Direction: In the material below, find every line with "ylabel" and pull it out.

-- Task material start --

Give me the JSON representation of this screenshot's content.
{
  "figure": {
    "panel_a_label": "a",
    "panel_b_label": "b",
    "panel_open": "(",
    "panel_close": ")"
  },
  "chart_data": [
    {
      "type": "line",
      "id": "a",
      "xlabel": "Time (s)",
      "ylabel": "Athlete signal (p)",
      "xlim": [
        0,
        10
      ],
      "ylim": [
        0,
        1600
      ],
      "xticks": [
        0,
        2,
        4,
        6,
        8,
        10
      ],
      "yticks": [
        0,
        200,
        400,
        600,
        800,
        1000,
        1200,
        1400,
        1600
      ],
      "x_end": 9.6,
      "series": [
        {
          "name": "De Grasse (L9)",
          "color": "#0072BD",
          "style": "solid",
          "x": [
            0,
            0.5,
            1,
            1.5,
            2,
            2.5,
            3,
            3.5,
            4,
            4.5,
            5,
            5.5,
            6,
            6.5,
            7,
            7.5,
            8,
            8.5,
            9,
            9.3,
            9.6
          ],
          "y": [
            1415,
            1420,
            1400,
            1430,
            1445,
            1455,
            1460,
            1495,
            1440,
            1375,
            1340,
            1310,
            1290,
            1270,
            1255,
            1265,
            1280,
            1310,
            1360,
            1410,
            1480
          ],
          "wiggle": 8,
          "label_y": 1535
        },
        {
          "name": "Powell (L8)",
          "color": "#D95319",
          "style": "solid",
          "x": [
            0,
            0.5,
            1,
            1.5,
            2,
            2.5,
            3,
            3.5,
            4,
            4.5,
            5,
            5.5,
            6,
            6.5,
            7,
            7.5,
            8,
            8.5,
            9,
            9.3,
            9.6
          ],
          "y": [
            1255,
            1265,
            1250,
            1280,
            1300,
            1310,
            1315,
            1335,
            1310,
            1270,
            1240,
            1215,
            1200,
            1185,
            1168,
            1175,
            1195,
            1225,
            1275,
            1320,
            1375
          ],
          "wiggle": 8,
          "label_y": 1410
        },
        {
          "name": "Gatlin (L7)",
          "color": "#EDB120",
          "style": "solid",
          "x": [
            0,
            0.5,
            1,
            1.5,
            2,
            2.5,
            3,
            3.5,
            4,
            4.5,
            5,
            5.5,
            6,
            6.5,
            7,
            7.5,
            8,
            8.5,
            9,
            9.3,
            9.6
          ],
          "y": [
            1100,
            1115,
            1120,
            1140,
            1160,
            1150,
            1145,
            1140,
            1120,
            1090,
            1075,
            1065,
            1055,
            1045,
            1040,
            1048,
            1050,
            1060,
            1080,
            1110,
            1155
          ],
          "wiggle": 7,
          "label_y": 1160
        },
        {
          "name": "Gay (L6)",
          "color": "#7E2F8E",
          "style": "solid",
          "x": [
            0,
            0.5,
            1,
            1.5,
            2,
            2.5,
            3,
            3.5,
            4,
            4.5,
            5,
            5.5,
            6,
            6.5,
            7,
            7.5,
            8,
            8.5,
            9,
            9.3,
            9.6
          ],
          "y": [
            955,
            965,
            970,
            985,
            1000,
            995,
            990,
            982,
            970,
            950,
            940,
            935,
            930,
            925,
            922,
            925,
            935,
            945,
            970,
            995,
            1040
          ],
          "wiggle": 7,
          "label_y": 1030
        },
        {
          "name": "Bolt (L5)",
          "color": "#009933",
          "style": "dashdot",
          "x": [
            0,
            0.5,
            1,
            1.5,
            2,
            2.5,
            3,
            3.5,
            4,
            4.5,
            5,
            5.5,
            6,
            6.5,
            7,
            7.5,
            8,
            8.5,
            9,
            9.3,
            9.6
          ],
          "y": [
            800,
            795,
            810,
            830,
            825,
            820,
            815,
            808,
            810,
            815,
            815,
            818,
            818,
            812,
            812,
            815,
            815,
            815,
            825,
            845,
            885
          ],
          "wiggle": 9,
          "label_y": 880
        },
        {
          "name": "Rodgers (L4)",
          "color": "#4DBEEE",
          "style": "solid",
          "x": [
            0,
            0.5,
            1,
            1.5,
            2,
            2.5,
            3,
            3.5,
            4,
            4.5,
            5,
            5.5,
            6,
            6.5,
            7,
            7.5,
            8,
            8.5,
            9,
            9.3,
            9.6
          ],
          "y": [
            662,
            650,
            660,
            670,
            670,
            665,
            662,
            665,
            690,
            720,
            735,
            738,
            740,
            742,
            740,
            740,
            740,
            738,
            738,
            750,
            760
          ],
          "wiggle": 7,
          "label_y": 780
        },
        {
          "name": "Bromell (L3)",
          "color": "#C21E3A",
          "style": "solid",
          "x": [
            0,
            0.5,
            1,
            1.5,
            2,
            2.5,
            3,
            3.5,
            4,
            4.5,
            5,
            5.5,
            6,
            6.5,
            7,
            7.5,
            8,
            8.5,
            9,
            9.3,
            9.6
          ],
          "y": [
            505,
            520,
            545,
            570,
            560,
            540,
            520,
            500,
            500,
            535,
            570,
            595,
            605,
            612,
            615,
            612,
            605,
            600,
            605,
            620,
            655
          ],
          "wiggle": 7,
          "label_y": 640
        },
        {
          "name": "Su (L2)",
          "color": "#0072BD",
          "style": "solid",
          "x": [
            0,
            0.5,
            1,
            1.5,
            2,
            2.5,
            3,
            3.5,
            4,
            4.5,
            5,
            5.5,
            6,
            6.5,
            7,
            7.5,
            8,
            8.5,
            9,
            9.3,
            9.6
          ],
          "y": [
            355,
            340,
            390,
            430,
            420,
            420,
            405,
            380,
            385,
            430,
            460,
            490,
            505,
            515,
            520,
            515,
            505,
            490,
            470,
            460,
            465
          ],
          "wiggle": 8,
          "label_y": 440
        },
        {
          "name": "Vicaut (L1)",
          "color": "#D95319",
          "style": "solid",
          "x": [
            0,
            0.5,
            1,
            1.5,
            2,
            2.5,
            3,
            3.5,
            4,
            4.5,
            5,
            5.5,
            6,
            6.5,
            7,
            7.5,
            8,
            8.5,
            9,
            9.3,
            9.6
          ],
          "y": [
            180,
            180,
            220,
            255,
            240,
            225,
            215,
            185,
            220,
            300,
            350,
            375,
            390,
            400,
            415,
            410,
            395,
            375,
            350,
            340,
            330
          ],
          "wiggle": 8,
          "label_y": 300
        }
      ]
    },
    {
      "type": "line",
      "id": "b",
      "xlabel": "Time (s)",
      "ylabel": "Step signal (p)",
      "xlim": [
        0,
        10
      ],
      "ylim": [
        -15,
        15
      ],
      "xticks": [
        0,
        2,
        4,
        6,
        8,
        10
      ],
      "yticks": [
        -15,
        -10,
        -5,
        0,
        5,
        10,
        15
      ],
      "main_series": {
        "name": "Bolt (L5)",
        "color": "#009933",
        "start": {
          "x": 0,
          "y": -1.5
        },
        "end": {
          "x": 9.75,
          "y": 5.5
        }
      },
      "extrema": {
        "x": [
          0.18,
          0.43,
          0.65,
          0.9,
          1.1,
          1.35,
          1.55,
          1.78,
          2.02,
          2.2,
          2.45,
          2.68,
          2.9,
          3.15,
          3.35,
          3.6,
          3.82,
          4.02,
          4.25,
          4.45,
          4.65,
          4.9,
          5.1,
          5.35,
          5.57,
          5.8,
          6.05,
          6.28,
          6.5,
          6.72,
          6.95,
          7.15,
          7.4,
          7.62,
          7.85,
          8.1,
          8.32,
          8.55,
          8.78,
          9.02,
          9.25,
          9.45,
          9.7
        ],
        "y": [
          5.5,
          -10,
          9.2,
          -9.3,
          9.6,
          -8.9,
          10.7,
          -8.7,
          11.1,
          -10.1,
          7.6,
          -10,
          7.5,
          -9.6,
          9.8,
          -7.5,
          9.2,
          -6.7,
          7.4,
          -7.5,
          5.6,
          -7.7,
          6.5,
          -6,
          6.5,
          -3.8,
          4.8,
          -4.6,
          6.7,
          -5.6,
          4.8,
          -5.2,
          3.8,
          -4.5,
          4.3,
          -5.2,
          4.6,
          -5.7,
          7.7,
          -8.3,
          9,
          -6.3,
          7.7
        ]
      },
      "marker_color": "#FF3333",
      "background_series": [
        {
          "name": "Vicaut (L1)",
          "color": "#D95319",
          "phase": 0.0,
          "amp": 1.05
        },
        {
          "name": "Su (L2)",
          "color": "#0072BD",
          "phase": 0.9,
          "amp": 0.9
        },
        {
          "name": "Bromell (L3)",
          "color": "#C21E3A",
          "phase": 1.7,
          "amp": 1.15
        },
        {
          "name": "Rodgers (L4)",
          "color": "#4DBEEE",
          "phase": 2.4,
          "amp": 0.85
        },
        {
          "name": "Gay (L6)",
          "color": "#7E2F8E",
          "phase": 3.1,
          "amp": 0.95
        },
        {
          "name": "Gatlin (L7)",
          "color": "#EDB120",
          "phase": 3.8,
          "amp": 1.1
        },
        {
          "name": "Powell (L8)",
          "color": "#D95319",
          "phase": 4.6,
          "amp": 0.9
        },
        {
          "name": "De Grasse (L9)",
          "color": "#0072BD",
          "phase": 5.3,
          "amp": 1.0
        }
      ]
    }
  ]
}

-- Task material end --

Task response:
      "ylabel": "Athlete signal (p)",
      "ylabel": "Step signal (p)",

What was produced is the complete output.